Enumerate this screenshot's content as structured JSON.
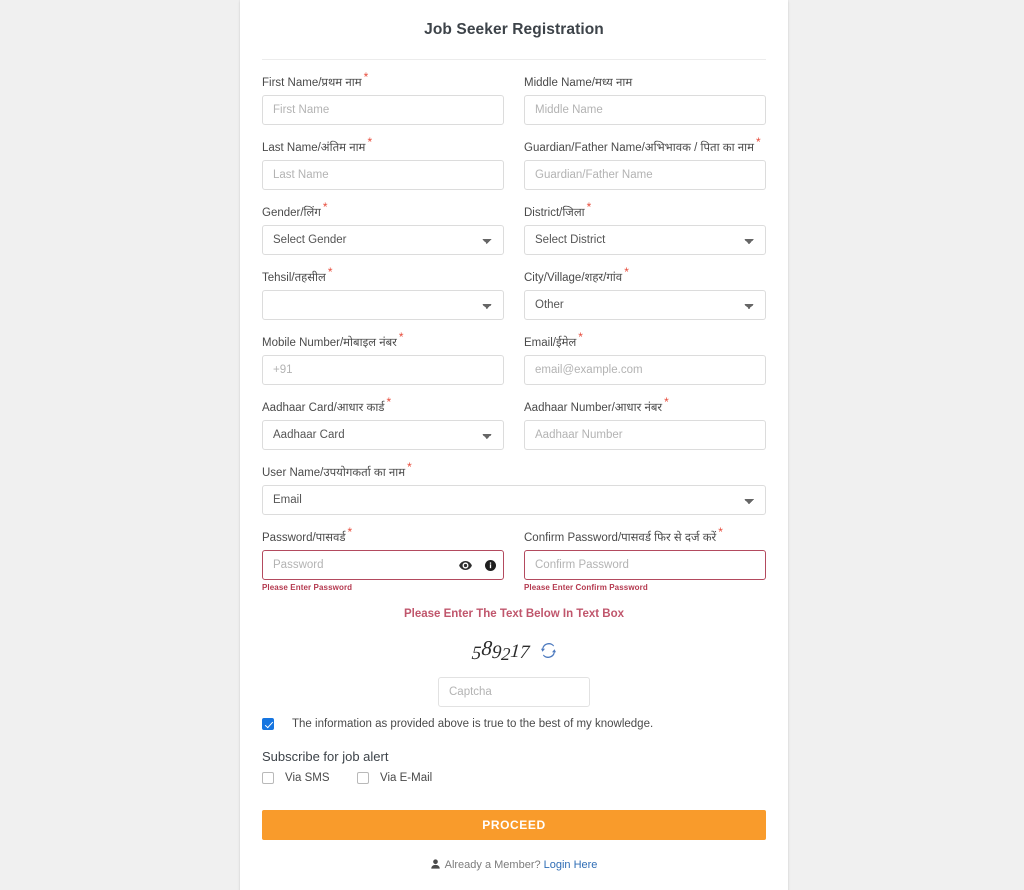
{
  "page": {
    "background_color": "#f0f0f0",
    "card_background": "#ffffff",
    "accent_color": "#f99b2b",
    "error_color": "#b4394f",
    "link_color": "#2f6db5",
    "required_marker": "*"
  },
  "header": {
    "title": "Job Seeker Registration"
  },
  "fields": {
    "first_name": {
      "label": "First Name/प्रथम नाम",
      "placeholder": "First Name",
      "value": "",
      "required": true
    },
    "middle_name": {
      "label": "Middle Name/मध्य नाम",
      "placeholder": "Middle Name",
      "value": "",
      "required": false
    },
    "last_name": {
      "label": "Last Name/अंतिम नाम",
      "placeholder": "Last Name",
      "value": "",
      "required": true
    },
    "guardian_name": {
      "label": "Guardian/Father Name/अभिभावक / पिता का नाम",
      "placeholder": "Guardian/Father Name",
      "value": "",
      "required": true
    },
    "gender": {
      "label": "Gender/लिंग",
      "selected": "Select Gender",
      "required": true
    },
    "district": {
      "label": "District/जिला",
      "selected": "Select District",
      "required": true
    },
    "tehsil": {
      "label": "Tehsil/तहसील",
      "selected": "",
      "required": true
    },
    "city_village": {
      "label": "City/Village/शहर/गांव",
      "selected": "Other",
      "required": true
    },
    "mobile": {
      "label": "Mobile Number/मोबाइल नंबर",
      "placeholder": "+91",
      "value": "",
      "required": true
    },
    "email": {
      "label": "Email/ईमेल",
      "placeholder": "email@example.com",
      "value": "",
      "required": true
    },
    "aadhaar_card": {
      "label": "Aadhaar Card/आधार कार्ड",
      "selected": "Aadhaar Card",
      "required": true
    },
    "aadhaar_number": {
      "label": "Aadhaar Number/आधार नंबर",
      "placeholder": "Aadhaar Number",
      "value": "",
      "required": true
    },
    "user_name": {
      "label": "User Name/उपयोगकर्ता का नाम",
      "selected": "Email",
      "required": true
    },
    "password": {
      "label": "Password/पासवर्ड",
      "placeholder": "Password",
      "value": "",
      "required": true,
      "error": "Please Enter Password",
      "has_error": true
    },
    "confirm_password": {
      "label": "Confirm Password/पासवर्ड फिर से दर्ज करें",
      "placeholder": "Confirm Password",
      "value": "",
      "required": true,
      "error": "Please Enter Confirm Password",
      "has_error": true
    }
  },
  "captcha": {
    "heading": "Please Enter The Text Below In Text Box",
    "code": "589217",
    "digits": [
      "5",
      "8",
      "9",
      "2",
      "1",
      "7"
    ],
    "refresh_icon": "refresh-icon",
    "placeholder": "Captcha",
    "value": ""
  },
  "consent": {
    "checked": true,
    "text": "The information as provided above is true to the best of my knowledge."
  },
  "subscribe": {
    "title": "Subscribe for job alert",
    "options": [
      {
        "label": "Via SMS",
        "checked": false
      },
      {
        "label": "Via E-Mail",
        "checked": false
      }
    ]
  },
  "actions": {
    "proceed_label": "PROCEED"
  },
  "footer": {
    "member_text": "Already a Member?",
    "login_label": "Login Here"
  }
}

= = = = =

# [Exercise]
Within the listing above, find every line containing the string "Please" and return it.

# [Finished answer]
      "error": "Please Enter Password",
      "error": "Please Enter Confirm Password",
    "heading": "Please Enter The Text Below In Text Box",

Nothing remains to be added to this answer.